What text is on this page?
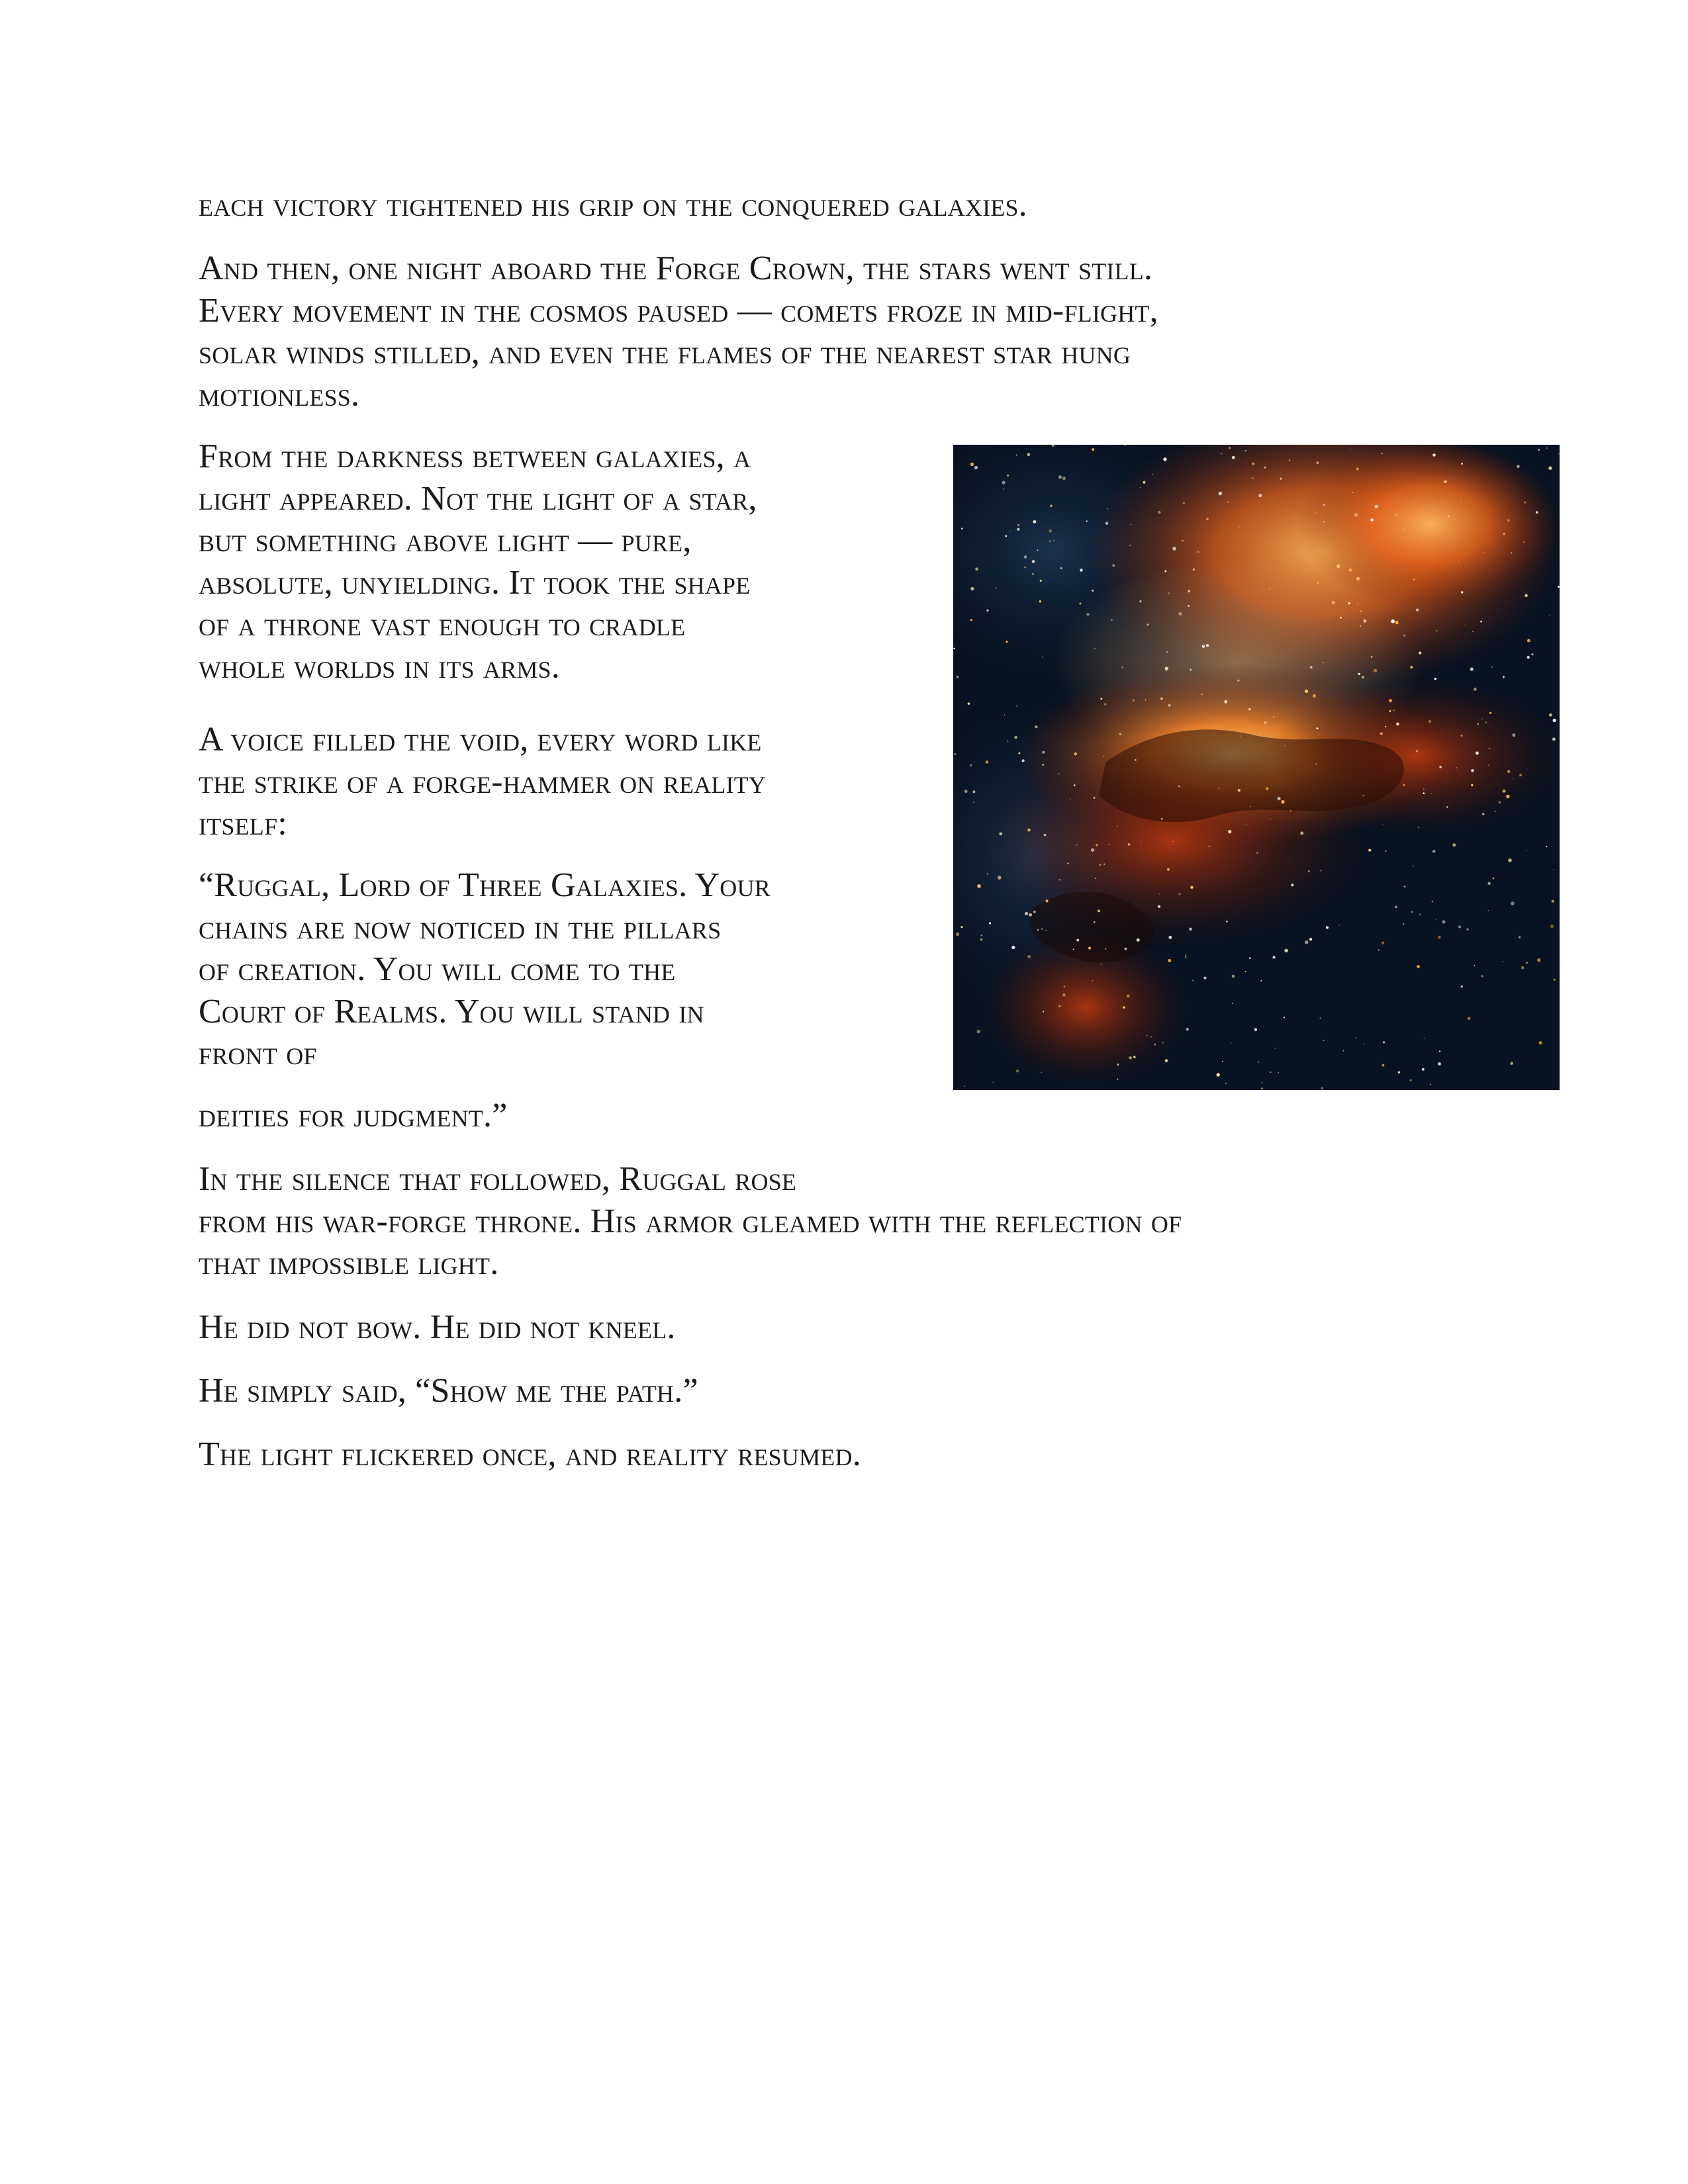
each victory tightened his grip on the conquered galaxies.

And then, one night aboard the Forge Crown, the stars went still.
Every movement in the cosmos paused — comets froze in mid-flight,
solar winds stilled, and even the flames of the nearest star hung
motionless.

From the darkness between galaxies, a
light appeared. Not the light of a star,
but something above light — pure,
absolute, unyielding. It took the shape
of a throne vast enough to cradle
whole worlds in its arms.

A voice filled the void, every word like
the strike of a forge-hammer on reality
itself:

“Ruggal, Lord of Three Galaxies. Your
chains are now noticed in the pillars
of creation. You will come to the
Court of Realms. You will stand in
front of

deities for judgment.”

In the silence that followed, Ruggal rose
from his war-forge throne. His armor gleamed with the reflection of
that impossible light.

He did not bow. He did not kneel.

He simply said, “Show me the path.”

The light flickered once, and reality resumed.
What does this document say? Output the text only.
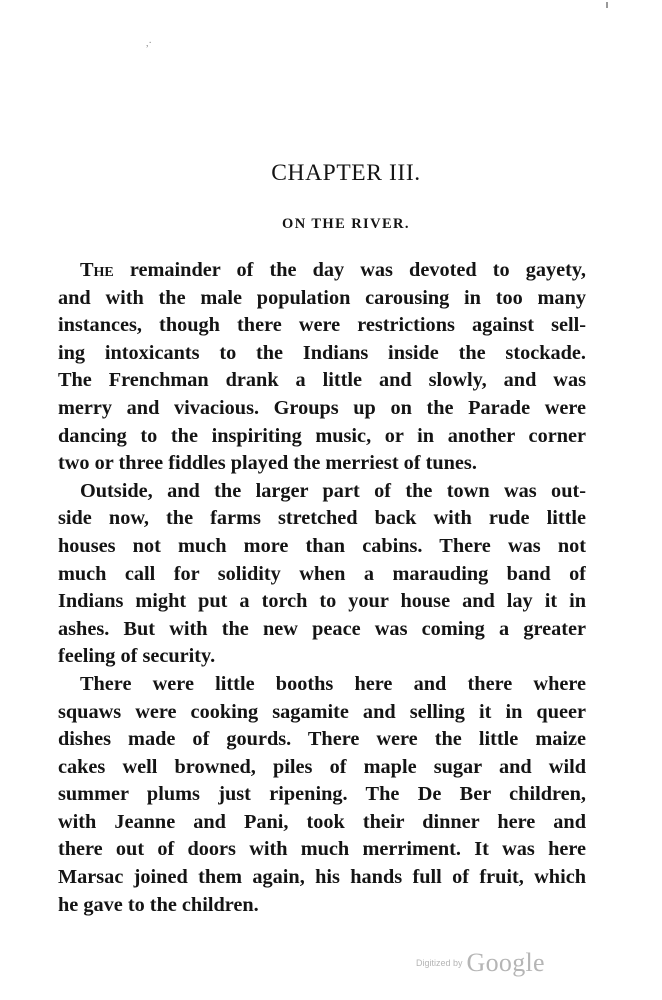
,·
CHAPTER III.
ON THE RIVER.

The remainder of the day was devoted to gayety,
and with the male population carousing in too many
instances, though there were restrictions against sell-
ing intoxicants to the Indians inside the stockade.
The Frenchman drank a little and slowly, and was
merry and vivacious. Groups up on the Parade were
dancing to the inspiriting music, or in another corner
two or three fiddles played the merriest of tunes.

Outside, and the larger part of the town was out-
side now, the farms stretched back with rude little
houses not much more than cabins. There was not
much call for solidity when a marauding band of
Indians might put a torch to your house and lay it in
ashes. But with the new peace was coming a greater
feeling of security.

There were little booths here and there where
squaws were cooking sagamite and selling it in queer
dishes made of gourds. There were the little maize
cakes well browned, piles of maple sugar and wild
summer plums just ripening. The De Ber children,
with Jeanne and Pani, took their dinner here and
there out of doors with much merriment. It was here
Marsac joined them again, his hands full of fruit, which
he gave to the children.

Digitized by Google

- **TASK TO CARRY OUT**:
Lines that hold the word "throne" are the ones to return, every one of them.

- **ANSWER TO THIS EXERCISE**:
of a throne vast enough to cradle
from his war-forge throne. His armor gleamed with the reflection of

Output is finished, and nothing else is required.